Instructions for the task | Make an exact copy of the records, dropping all pictures.

____ Data for processing

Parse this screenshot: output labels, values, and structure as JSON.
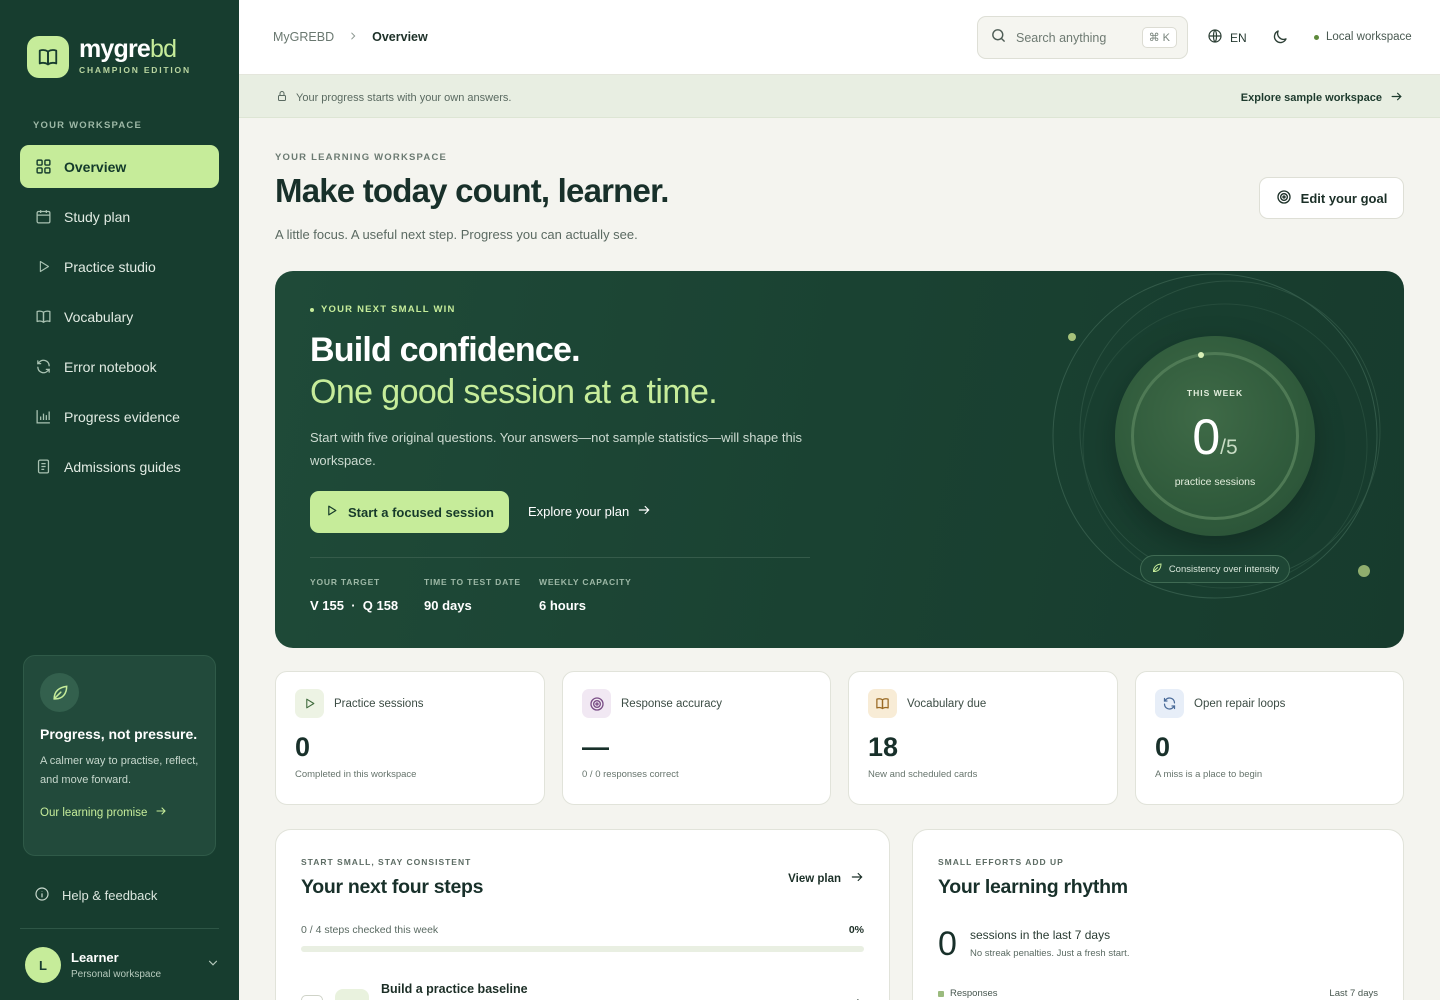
{
  "brand": {
    "name_main": "mygre",
    "name_accent": "bd",
    "edition": "CHAMPION EDITION"
  },
  "sidebar": {
    "section_label": "YOUR WORKSPACE",
    "items": [
      {
        "label": "Overview",
        "icon": "grid-icon",
        "active": true
      },
      {
        "label": "Study plan",
        "icon": "calendar-icon"
      },
      {
        "label": "Practice studio",
        "icon": "play-icon"
      },
      {
        "label": "Vocabulary",
        "icon": "book-icon"
      },
      {
        "label": "Error notebook",
        "icon": "refresh-icon"
      },
      {
        "label": "Progress evidence",
        "icon": "bar-chart-icon"
      },
      {
        "label": "Admissions guides",
        "icon": "document-icon"
      }
    ],
    "promise": {
      "title": "Progress, not pressure.",
      "body": "A calmer way to practise, reflect, and move forward.",
      "link": "Our learning promise"
    },
    "help": "Help & feedback",
    "user": {
      "initial": "L",
      "name": "Learner",
      "sub": "Personal workspace"
    }
  },
  "topbar": {
    "breadcrumb_root": "MyGREBD",
    "breadcrumb_current": "Overview",
    "search_placeholder": "Search anything",
    "search_shortcut": "⌘  K",
    "language": "EN",
    "workspace_status": "Local workspace"
  },
  "banner": {
    "message": "Your progress starts with your own answers.",
    "link": "Explore sample workspace"
  },
  "header": {
    "eyebrow": "YOUR LEARNING WORKSPACE",
    "title": "Make today count, learner.",
    "subtitle": "A little focus. A useful next step. Progress you can actually see.",
    "edit_goal": "Edit your goal"
  },
  "hero": {
    "eyebrow": "YOUR NEXT SMALL WIN",
    "title_line1": "Build confidence.",
    "title_line2": "One good session at a time.",
    "body": "Start with five original questions. Your answers—not sample statistics—will shape this workspace.",
    "primary_cta": "Start a focused session",
    "secondary_cta": "Explore your plan",
    "metrics": [
      {
        "label": "YOUR TARGET",
        "value": "V 155  ·  Q 158"
      },
      {
        "label": "TIME TO TEST DATE",
        "value": "90 days"
      },
      {
        "label": "WEEKLY CAPACITY",
        "value": "6 hours"
      }
    ],
    "ring": {
      "label": "THIS WEEK",
      "value": "0",
      "total": "/5",
      "caption": "practice sessions",
      "progress": 0
    },
    "pill": "Consistency over intensity"
  },
  "stats": [
    {
      "label": "Practice sessions",
      "value": "0",
      "sub": "Completed in this workspace",
      "icon": "play-icon",
      "icon_bg": "#edf3e4",
      "icon_color": "#3f6a3c"
    },
    {
      "label": "Response accuracy",
      "value": "—",
      "sub": "0 / 0 responses correct",
      "icon": "target-icon",
      "icon_bg": "#f1e8f3",
      "icon_color": "#7a4d86"
    },
    {
      "label": "Vocabulary due",
      "value": "18",
      "sub": "New and scheduled cards",
      "icon": "book-icon",
      "icon_bg": "#f8ecd6",
      "icon_color": "#9a6a24"
    },
    {
      "label": "Open repair loops",
      "value": "0",
      "sub": "A miss is a place to begin",
      "icon": "refresh-icon",
      "icon_bg": "#e7eef8",
      "icon_color": "#4a6b99"
    }
  ],
  "steps_panel": {
    "eyebrow": "START SMALL, STAY CONSISTENT",
    "title": "Your next four steps",
    "view_plan": "View plan",
    "progress_label": "0 / 4 steps checked this week",
    "progress_pct": "0%",
    "progress": 0,
    "first_step": "Build a practice baseline"
  },
  "rhythm_panel": {
    "eyebrow": "SMALL EFFORTS ADD UP",
    "title": "Your learning rhythm",
    "count": "0",
    "line1": "sessions in the last 7 days",
    "line2": "No streak penalties. Just a fresh start.",
    "legend": "Responses",
    "range": "Last 7 days"
  },
  "colors": {
    "sidebar": "#173d2f",
    "accent": "#c6ec9a",
    "hero": "#1f4a38"
  }
}
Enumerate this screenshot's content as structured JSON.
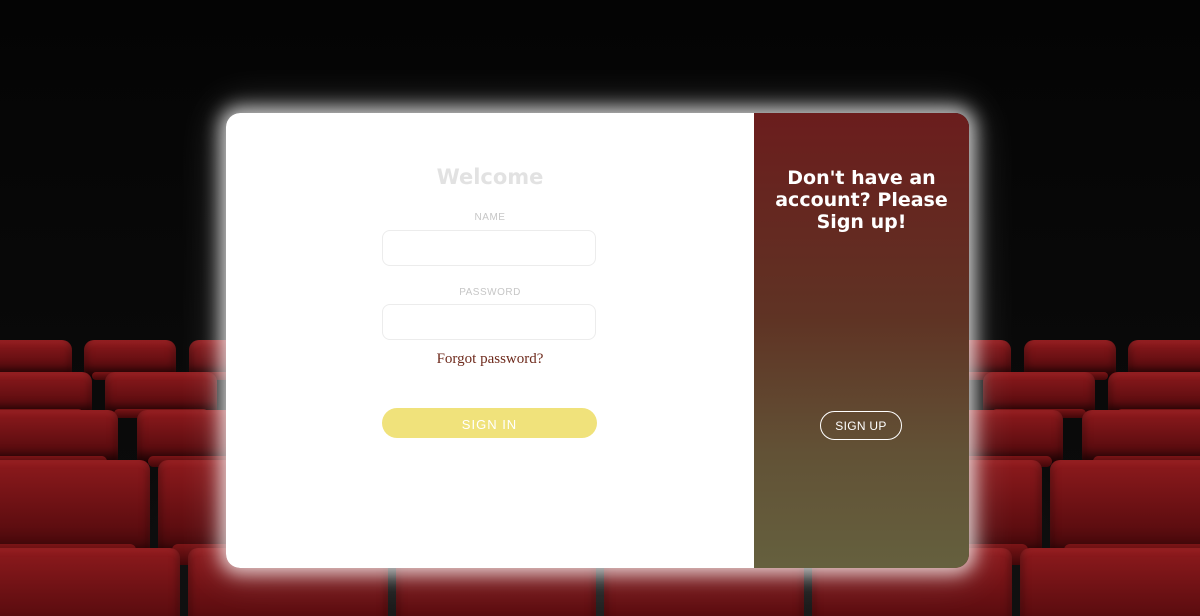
{
  "login": {
    "title": "Welcome",
    "name_label": "NAME",
    "name_value": "",
    "password_label": "PASSWORD",
    "password_value": "",
    "forgot_password": "Forgot password?",
    "signin_label": "SIGN IN"
  },
  "signup": {
    "title": "Don't have an account? Please Sign up!",
    "button_label": "SIGN UP"
  },
  "colors": {
    "signin_button": "#f0e27b",
    "signup_panel_top": "#6b1d1d",
    "signup_panel_bottom": "#65603e",
    "forgot_link": "#6e2a1c",
    "seat_red": "#8e1a1d"
  }
}
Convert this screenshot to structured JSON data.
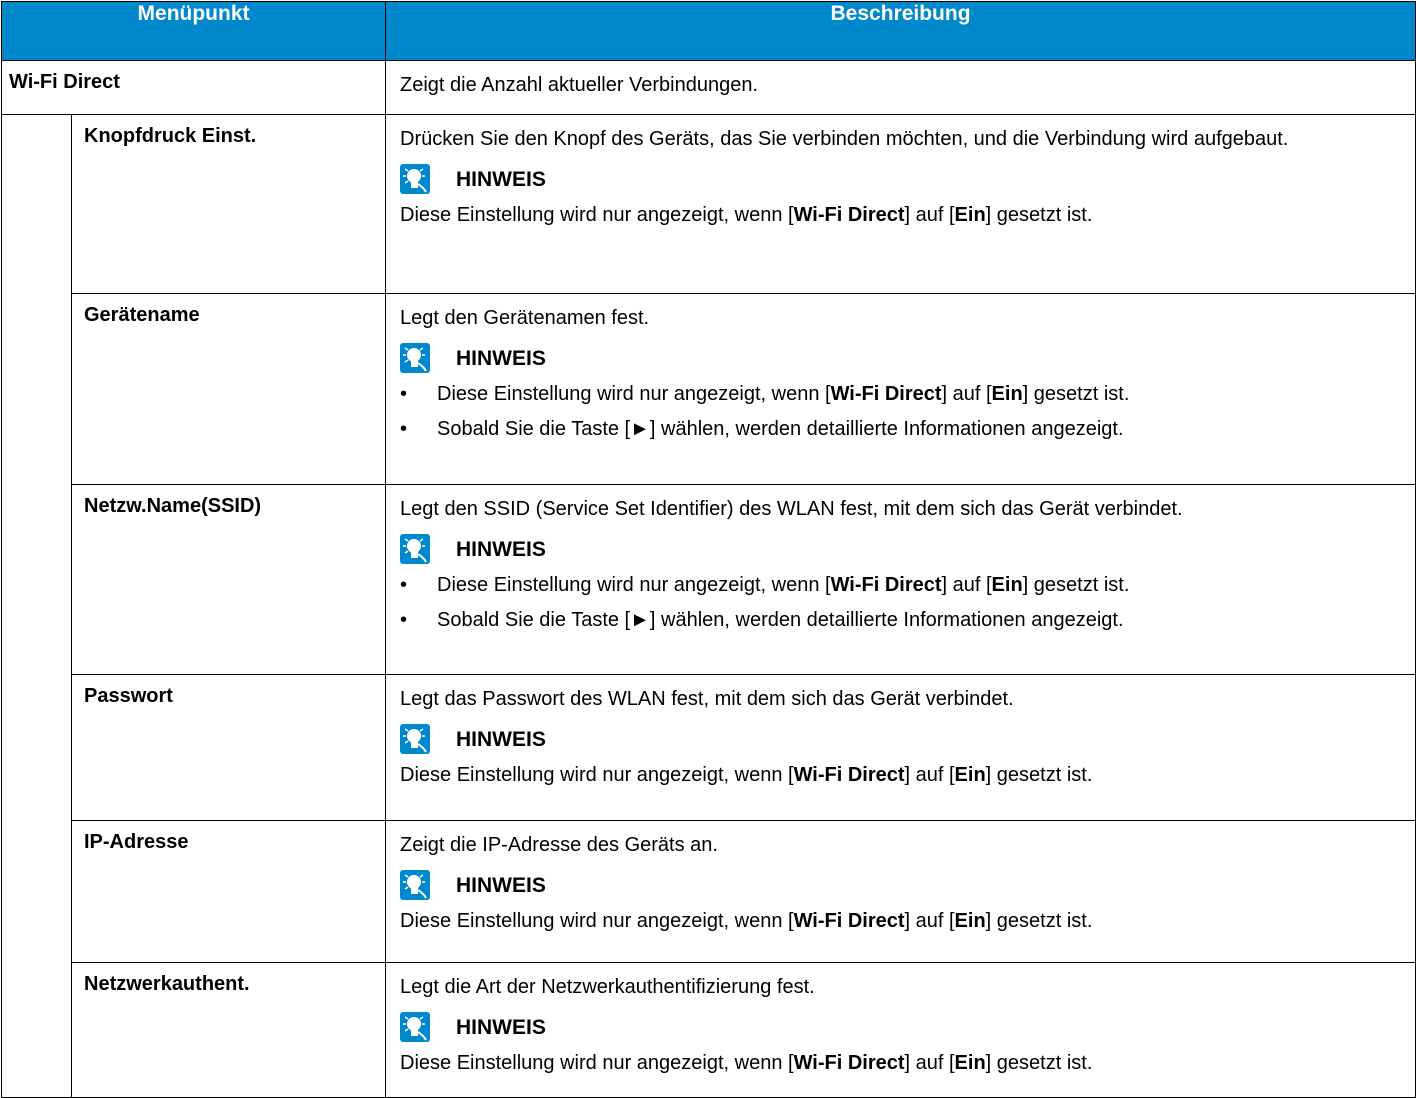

________

Task response |
Parse this screenshot: output labels, values, and structure as JSON.
{
  "brand": {
    "name_main": "mygre",
    "name_accent": "bd",
    "edition": "CHAMPION EDITION"
  },
  "sidebar": {
    "section_label": "YOUR WORKSPACE",
    "items": [
      {
        "label": "Overview",
        "icon": "grid-icon",
        "active": true
      },
      {
        "label": "Study plan",
        "icon": "calendar-icon"
      },
      {
        "label": "Practice studio",
        "icon": "play-icon"
      },
      {
        "label": "Vocabulary",
        "icon": "book-icon"
      },
      {
        "label": "Error notebook",
        "icon": "refresh-icon"
      },
      {
        "label": "Progress evidence",
        "icon": "bar-chart-icon"
      },
      {
        "label": "Admissions guides",
        "icon": "document-icon"
      }
    ],
    "promise": {
      "title": "Progress, not pressure.",
      "body": "A calmer way to practise, reflect, and move forward.",
      "link": "Our learning promise"
    },
    "help": "Help & feedback",
    "user": {
      "initial": "L",
      "name": "Learner",
      "sub": "Personal workspace"
    }
  },
  "topbar": {
    "breadcrumb_root": "MyGREBD",
    "breadcrumb_current": "Overview",
    "search_placeholder": "Search anything",
    "search_shortcut": "⌘  K",
    "language": "EN",
    "workspace_status": "Local workspace"
  },
  "banner": {
    "message": "Your progress starts with your own answers.",
    "link": "Explore sample workspace"
  },
  "header": {
    "eyebrow": "YOUR LEARNING WORKSPACE",
    "title": "Make today count, learner.",
    "subtitle": "A little focus. A useful next step. Progress you can actually see.",
    "edit_goal": "Edit your goal"
  },
  "hero": {
    "eyebrow": "YOUR NEXT SMALL WIN",
    "title_line1": "Build confidence.",
    "title_line2": "One good session at a time.",
    "body": "Start with five original questions. Your answers—not sample statistics—will shape this workspace.",
    "primary_cta": "Start a focused session",
    "secondary_cta": "Explore your plan",
    "metrics": [
      {
        "label": "YOUR TARGET",
        "value": "V 155  ·  Q 158"
      },
      {
        "label": "TIME TO TEST DATE",
        "value": "90 days"
      },
      {
        "label": "WEEKLY CAPACITY",
        "value": "6 hours"
      }
    ],
    "ring": {
      "label": "THIS WEEK",
      "value": "0",
      "total": "/5",
      "caption": "practice sessions",
      "progress": 0
    },
    "pill": "Consistency over intensity"
  },
  "stats": [
    {
      "label": "Practice sessions",
      "value": "0",
      "sub": "Completed in this workspace",
      "icon": "play-icon",
      "icon_bg": "#edf3e4",
      "icon_color": "#3f6a3c"
    },
    {
      "label": "Response accuracy",
      "value": "—",
      "sub": "0 / 0 responses correct",
      "icon": "target-icon",
      "icon_bg": "#f1e8f3",
      "icon_color": "#7a4d86"
    },
    {
      "label": "Vocabulary due",
      "value": "18",
      "sub": "New and scheduled cards",
      "icon": "book-icon",
      "icon_bg": "#f8ecd6",
      "icon_color": "#9a6a24"
    },
    {
      "label": "Open repair loops",
      "value": "0",
      "sub": "A miss is a place to begin",
      "icon": "refresh-icon",
      "icon_bg": "#e7eef8",
      "icon_color": "#4a6b99"
    }
  ],
  "steps_panel": {
    "eyebrow": "START SMALL, STAY CONSISTENT",
    "title": "Your next four steps",
    "view_plan": "View plan",
    "progress_label": "0 / 4 steps checked this week",
    "progress_pct": "0%",
    "progress": 0,
    "first_step": "Build a practice baseline"
  },
  "rhythm_panel": {
    "eyebrow": "SMALL EFFORTS ADD UP",
    "title": "Your learning rhythm",
    "count": "0",
    "line1": "sessions in the last 7 days",
    "line2": "No streak penalties. Just a fresh start.",
    "legend": "Responses",
    "range": "Last 7 days"
  },
  "colors": {
    "sidebar": "#173d2f",
    "accent": "#c6ec9a",
    "hero": "#1f4a38"
  }
}
Enumerate this screenshot's content as structured JSON.
{
  "login": {
    "title": "Welcome",
    "name_label": "NAME",
    "name_value": "",
    "password_label": "PASSWORD",
    "password_value": "",
    "forgot_password": "Forgot password?",
    "signin_label": "SIGN IN"
  },
  "signup": {
    "title": "Don't have an account? Please Sign up!",
    "button_label": "SIGN UP"
  },
  "colors": {
    "signin_button": "#f0e27b",
    "signup_panel_top": "#6b1d1d",
    "signup_panel_bottom": "#65603e",
    "forgot_link": "#6e2a1c",
    "seat_red": "#8e1a1d"
  }
}
Convert this screenshot to structured JSON data.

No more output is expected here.